▶ _TO DO_
Within the records that follow, find every line containing the string "أصحاب". Copy those lines.
===== RECORD LIST
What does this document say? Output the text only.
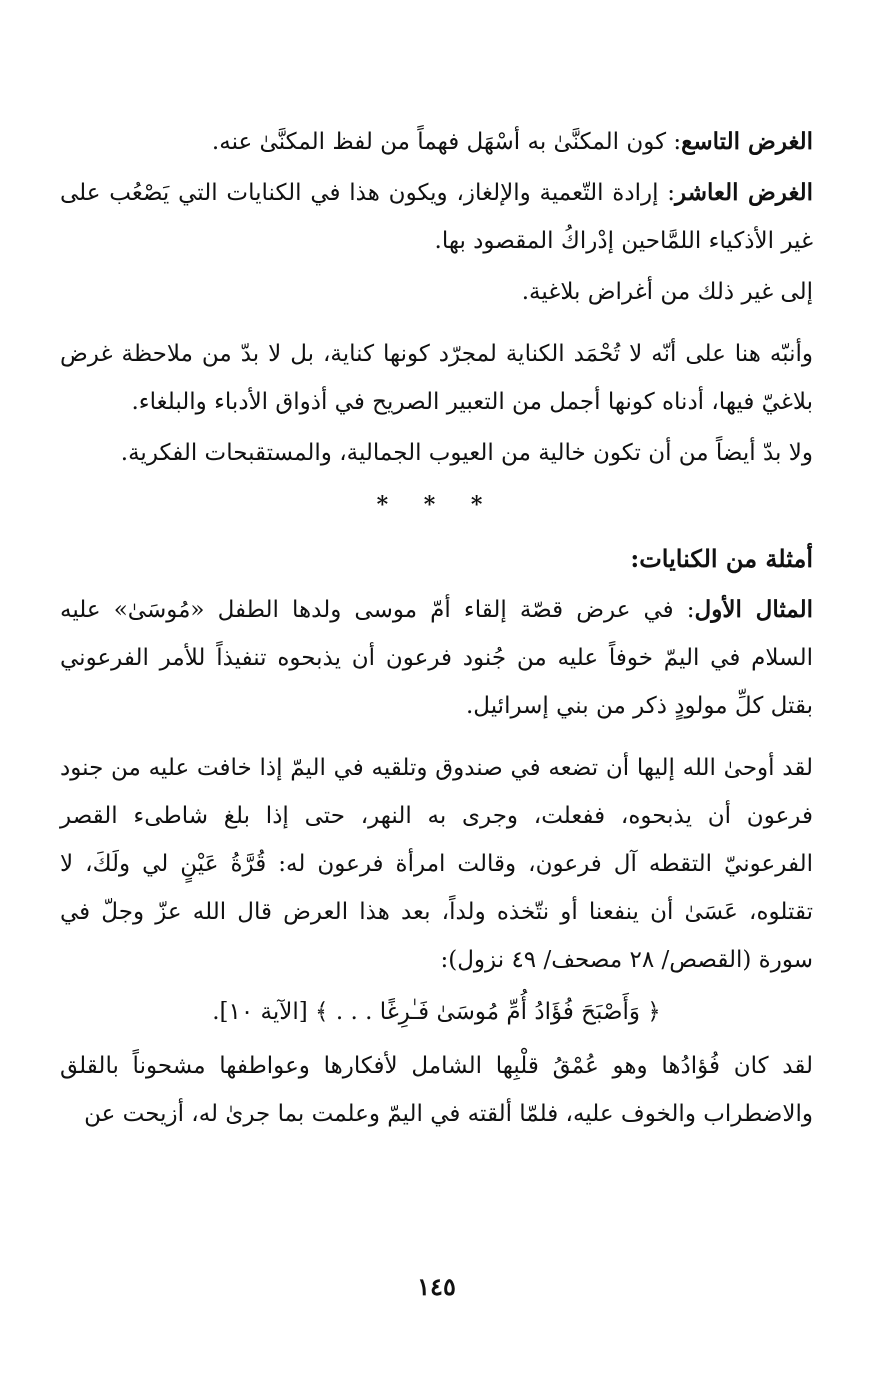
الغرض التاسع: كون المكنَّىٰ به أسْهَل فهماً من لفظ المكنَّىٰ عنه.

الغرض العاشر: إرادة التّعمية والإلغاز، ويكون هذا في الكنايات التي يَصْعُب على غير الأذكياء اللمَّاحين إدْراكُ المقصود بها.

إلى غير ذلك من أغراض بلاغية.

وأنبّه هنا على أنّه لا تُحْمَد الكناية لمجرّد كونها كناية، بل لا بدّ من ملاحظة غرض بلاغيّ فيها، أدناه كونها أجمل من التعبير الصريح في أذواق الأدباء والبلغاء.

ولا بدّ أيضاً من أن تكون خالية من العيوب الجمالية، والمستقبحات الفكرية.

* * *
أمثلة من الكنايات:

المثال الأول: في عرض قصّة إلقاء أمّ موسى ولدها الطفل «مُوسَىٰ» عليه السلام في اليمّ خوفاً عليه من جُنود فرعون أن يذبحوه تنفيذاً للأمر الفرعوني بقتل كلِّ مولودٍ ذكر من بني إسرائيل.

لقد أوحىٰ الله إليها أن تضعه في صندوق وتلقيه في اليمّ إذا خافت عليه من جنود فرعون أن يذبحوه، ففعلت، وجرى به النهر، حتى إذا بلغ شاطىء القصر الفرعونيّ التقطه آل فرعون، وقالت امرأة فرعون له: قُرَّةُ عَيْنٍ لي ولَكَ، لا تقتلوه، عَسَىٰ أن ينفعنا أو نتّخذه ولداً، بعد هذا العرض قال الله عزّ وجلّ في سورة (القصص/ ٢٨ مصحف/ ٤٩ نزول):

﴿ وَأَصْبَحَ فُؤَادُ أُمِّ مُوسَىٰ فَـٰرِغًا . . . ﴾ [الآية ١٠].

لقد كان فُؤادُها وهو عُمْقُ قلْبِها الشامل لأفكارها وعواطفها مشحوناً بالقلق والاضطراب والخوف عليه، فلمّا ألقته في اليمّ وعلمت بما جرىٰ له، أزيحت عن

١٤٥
==========
===== RECORD LIST
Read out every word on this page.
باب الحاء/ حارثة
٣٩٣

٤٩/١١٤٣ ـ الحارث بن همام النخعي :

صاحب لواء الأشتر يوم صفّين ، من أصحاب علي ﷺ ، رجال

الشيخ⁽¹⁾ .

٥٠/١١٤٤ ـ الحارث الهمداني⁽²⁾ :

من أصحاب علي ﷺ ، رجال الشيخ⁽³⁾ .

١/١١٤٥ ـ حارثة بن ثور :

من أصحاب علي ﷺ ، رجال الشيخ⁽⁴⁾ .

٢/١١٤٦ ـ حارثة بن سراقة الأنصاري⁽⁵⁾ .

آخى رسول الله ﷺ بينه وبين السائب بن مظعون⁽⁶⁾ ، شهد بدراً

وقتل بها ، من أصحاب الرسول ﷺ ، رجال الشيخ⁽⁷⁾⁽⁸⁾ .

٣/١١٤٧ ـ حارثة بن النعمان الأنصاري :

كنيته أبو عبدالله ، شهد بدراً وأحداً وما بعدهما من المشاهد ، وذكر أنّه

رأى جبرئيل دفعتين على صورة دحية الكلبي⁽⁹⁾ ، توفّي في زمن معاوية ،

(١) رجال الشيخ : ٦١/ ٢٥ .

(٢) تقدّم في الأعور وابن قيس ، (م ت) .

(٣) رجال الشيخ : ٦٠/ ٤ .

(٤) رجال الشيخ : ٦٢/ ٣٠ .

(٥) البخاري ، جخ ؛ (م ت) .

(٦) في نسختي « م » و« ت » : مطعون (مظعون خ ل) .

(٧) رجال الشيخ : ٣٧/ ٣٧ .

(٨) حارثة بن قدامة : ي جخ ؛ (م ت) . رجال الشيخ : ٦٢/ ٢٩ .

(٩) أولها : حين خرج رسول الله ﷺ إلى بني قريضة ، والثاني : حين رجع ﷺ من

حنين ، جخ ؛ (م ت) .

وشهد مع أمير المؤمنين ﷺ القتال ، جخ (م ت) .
==========
▶ _RESPONSE BELOW_
صاحب لواء الأشتر يوم صفّين ، من أصحاب علي ﷺ ، رجال
من أصحاب علي ﷺ ، رجال الشيخ⁽³⁾ .
من أصحاب علي ﷺ ، رجال الشيخ⁽⁴⁾ .
وقتل بها ، من أصحاب الرسول ﷺ ، رجال الشيخ⁽⁷⁾⁽⁸⁾ .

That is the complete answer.